* [Data extract]
* Begin *

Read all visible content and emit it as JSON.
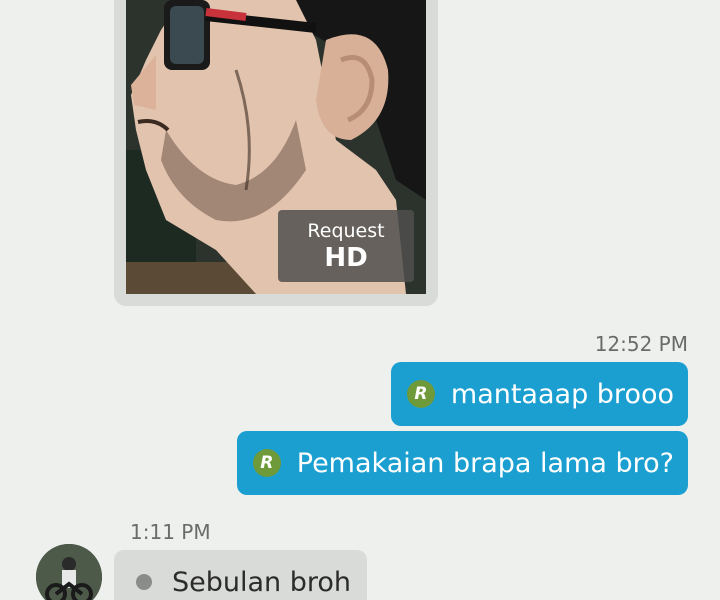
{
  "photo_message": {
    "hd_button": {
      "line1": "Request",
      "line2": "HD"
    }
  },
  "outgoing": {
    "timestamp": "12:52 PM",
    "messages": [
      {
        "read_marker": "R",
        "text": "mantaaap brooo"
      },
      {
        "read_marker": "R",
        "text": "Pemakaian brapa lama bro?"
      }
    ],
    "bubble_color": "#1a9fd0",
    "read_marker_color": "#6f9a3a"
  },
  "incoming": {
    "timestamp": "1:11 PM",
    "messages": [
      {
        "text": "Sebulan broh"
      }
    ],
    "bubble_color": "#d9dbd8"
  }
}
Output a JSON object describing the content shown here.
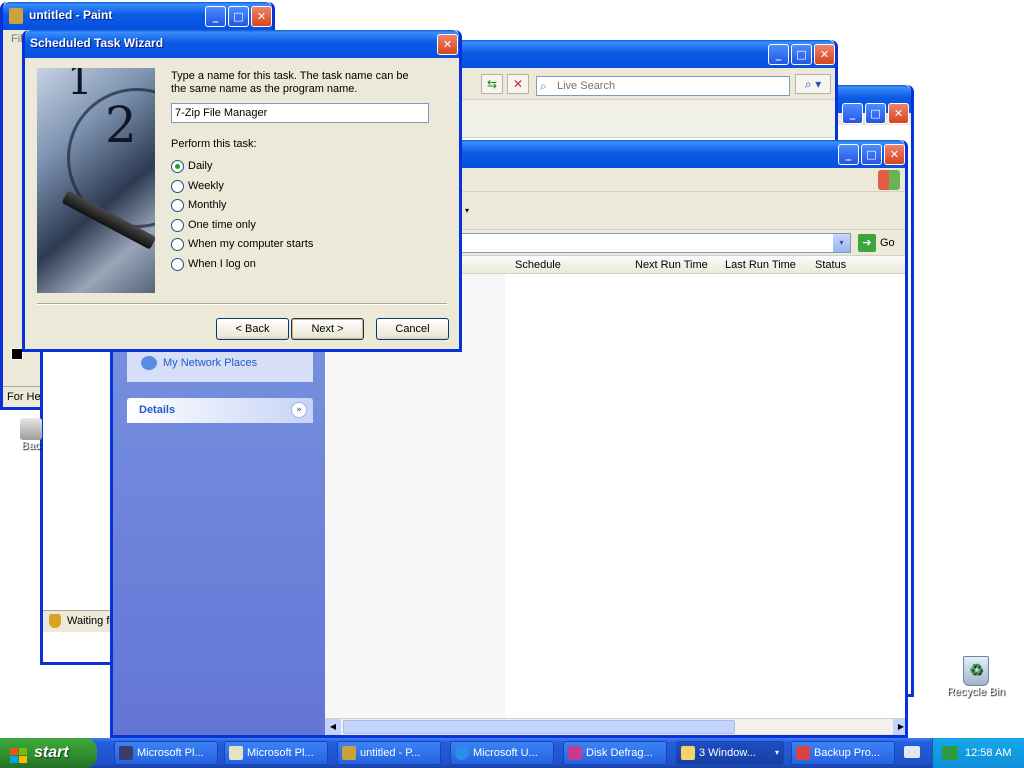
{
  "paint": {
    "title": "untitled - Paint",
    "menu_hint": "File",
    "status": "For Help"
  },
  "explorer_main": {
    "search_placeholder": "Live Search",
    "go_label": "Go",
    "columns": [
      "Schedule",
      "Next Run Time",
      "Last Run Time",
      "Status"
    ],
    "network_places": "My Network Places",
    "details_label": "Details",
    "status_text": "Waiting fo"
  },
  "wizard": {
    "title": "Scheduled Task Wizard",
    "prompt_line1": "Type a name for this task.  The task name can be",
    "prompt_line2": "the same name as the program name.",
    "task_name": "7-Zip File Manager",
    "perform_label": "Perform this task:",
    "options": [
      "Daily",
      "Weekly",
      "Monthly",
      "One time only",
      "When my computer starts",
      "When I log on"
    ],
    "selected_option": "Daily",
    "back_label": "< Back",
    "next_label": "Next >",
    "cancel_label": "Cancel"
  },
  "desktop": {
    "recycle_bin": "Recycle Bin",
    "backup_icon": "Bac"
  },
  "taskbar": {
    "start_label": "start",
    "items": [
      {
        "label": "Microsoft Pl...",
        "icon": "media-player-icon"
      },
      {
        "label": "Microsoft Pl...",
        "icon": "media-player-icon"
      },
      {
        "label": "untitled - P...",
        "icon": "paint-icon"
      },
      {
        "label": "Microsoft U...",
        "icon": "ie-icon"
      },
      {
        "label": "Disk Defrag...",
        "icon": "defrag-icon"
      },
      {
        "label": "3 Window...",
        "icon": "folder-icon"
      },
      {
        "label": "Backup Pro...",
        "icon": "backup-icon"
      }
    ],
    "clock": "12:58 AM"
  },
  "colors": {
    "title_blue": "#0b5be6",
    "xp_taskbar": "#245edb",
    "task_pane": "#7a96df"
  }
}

* End *
* Begin *

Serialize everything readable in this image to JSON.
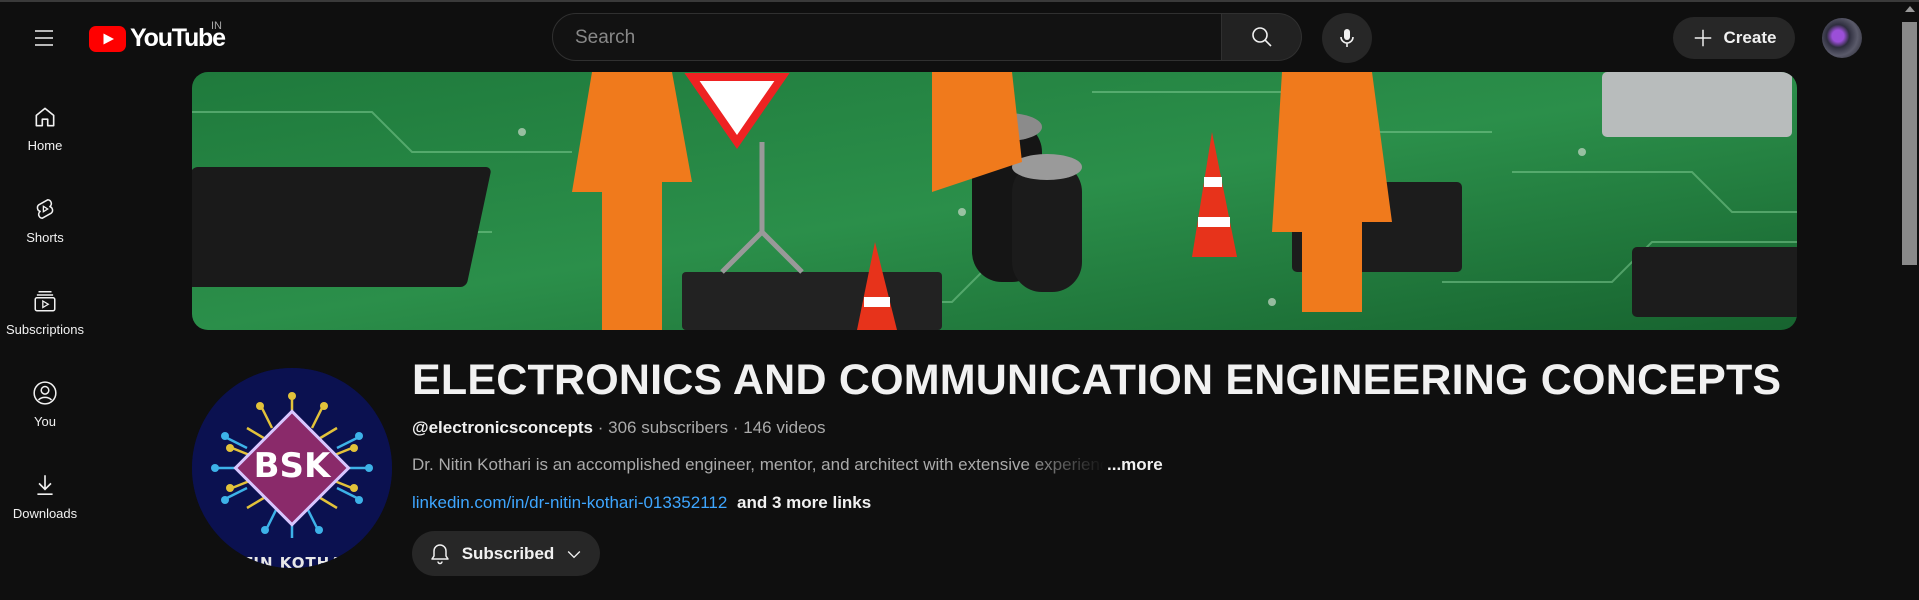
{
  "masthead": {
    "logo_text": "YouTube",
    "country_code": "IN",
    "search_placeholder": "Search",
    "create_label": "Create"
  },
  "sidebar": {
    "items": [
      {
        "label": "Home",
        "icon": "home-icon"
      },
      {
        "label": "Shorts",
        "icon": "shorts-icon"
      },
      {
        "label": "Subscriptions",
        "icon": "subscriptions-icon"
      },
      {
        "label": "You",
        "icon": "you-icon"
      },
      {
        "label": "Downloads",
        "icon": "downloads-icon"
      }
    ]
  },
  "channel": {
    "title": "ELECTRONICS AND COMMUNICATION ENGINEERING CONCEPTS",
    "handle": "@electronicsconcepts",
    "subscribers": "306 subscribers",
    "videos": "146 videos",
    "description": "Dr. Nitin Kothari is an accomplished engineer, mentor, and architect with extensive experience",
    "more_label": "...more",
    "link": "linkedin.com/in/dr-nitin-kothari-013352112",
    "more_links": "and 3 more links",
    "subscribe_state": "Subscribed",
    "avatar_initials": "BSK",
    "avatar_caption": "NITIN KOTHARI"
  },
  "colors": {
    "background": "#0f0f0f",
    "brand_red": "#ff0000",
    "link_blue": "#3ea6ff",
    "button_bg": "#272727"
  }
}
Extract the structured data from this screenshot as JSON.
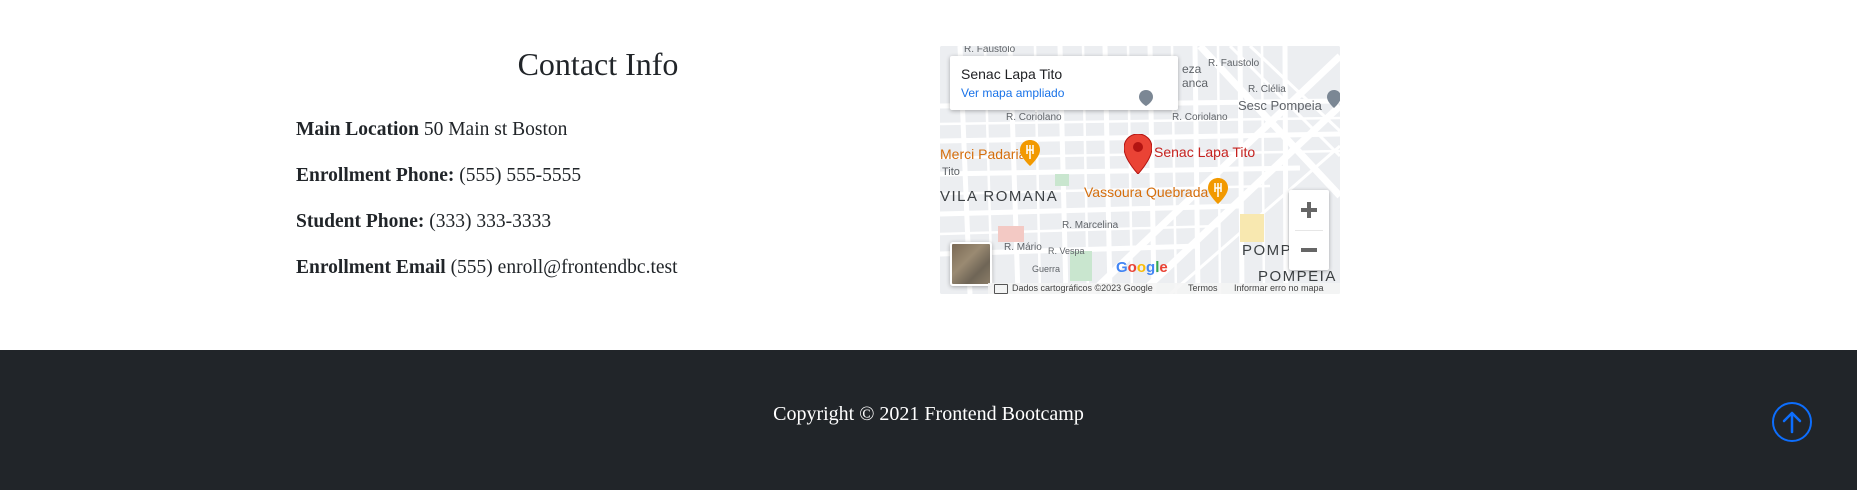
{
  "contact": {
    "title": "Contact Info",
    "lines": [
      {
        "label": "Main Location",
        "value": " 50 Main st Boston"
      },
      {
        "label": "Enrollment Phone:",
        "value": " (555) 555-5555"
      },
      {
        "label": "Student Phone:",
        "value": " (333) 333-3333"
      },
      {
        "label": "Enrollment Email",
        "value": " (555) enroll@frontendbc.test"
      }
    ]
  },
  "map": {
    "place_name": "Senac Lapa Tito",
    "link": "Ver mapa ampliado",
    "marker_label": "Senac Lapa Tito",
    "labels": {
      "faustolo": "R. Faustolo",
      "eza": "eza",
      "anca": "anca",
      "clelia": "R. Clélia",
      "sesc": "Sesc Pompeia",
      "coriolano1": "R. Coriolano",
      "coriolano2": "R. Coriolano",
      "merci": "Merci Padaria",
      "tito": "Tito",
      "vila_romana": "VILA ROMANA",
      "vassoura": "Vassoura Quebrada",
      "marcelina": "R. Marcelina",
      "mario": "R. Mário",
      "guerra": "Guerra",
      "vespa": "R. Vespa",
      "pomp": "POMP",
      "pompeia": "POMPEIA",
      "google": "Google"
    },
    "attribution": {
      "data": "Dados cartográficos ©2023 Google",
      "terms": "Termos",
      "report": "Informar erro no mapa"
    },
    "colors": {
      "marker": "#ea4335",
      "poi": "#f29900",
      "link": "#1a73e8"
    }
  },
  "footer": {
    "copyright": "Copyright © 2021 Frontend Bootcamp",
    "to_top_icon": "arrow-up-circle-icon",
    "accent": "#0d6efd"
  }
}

* End *

* [Task statement] Check each line above for the word "Coriolano" and copy the ones that have it.

* [Correct output]
      "coriolano1": "R. Coriolano",
      "coriolano2": "R. Coriolano",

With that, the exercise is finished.